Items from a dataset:
• • •

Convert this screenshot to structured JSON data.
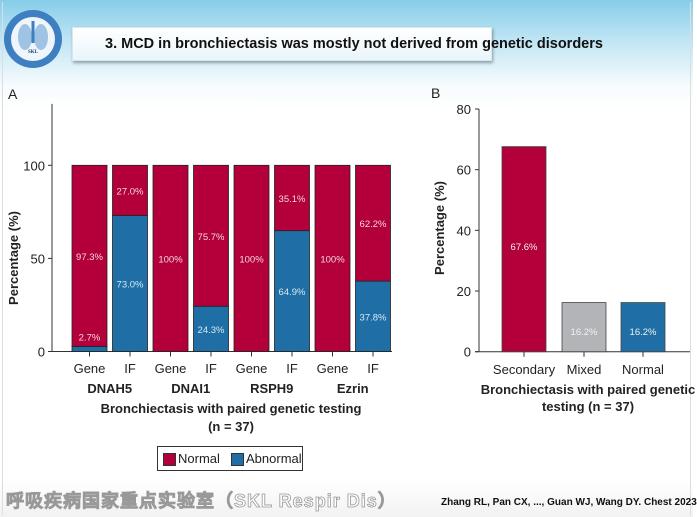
{
  "header": {
    "title": "3.  MCD in bronchiectasis was mostly not derived from genetic disorders",
    "logo_text": "SKL Respir Dis"
  },
  "colors": {
    "normal": "#b3003b",
    "abnormal": "#1f6fa6",
    "mixed": "#b2b4b8"
  },
  "chart_data": [
    {
      "type": "bar",
      "stacked": true,
      "panel_label": "A",
      "ylabel": "Percentage (%)",
      "xlabel": "Bronchiectasis with paired genetic testing",
      "xlabel_n": "(n = 37)",
      "ylim": [
        0,
        133
      ],
      "yticks": [
        0,
        50,
        100
      ],
      "categories": [
        "Gene",
        "IF",
        "Gene",
        "IF",
        "Gene",
        "IF",
        "Gene",
        "IF"
      ],
      "groups": [
        "DNAH5",
        "DNAI1",
        "RSPH9",
        "Ezrin"
      ],
      "series": [
        {
          "name": "Abnormal",
          "values": [
            2.7,
            73.0,
            0,
            24.3,
            0,
            64.9,
            0,
            37.8
          ],
          "labels": [
            "2.7%",
            "73.0%",
            "",
            "24.3%",
            "",
            "64.9%",
            "",
            "37.8%"
          ]
        },
        {
          "name": "Normal",
          "values": [
            97.3,
            27.0,
            100,
            75.7,
            100,
            35.1,
            100,
            62.2
          ],
          "labels": [
            "97.3%",
            "27.0%",
            "100%",
            "75.7%",
            "100%",
            "35.1%",
            "100%",
            "62.2%"
          ]
        }
      ],
      "legend": {
        "position": "bottom",
        "entries": [
          "Normal",
          "Abnormal"
        ]
      }
    },
    {
      "type": "bar",
      "panel_label": "B",
      "ylabel": "Percentage (%)",
      "xlabel": "Bronchiectasis with paired genetic",
      "xlabel2": "testing (n = 37)",
      "ylim": [
        0,
        80
      ],
      "yticks": [
        0,
        20,
        40,
        60,
        80
      ],
      "categories": [
        "Secondary",
        "Mixed",
        "Normal"
      ],
      "values": [
        67.6,
        16.2,
        16.2
      ],
      "labels": [
        "67.6%",
        "16.2%",
        "16.2%"
      ]
    }
  ],
  "footer": {
    "watermark": "呼吸疾病国家重点实验室（SKL Respir Dis）",
    "citation": "Zhang RL, Pan CX, ..., Guan WJ, Wang DY. Chest 2023"
  }
}
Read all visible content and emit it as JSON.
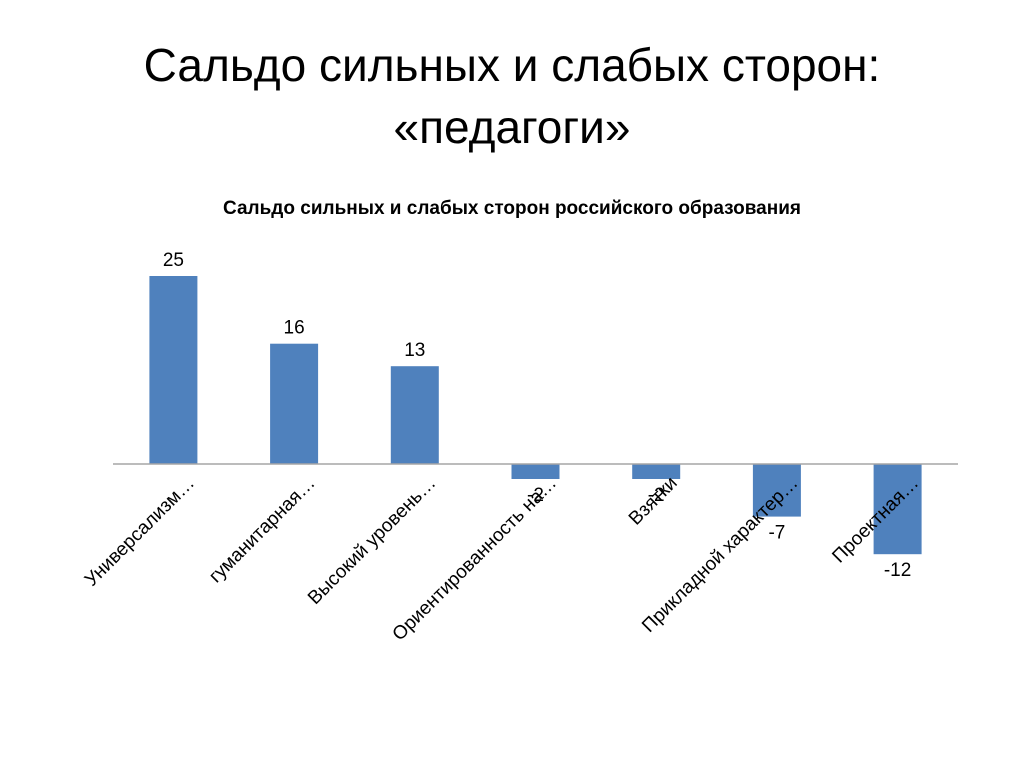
{
  "slide": {
    "title_line1": "Сальдо сильных и слабых сторон:",
    "title_line2": "«педагоги»"
  },
  "chart_data": {
    "type": "bar",
    "title": "Сальдо сильных и слабых сторон российского образования",
    "categories": [
      "Универсализм…",
      "гуманитарная…",
      "Высокий уровень…",
      "Ориентированность на…",
      "Взятки",
      "Прикладной характер…",
      "Проектная…"
    ],
    "values": [
      25,
      16,
      13,
      -2,
      -2,
      -7,
      -12
    ],
    "ylim": [
      -12,
      25
    ],
    "grid": false,
    "legend": "none",
    "bar_color": "#4f81bd",
    "axis_color": "#a6a6a6"
  }
}
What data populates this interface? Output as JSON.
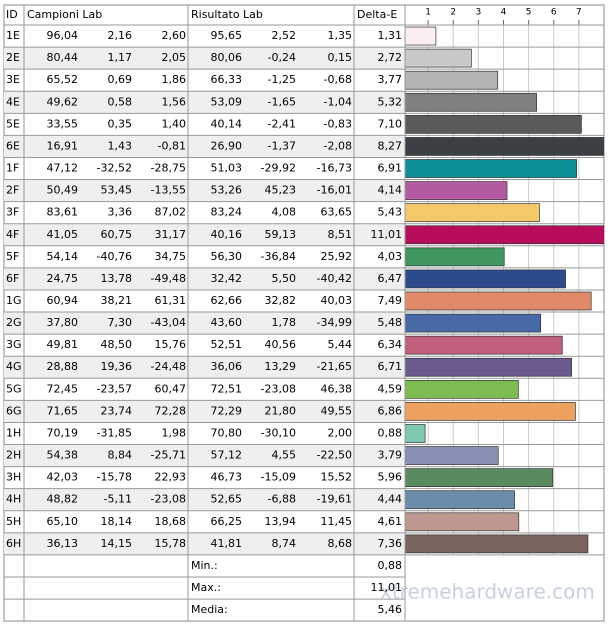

• • •

Note every line above where the string "сильных" shows up, and copy those lines.

    "title_line1": "Сальдо сильных и слабых сторон:",
    "title": "Сальдо сильных и слабых сторон российского образования",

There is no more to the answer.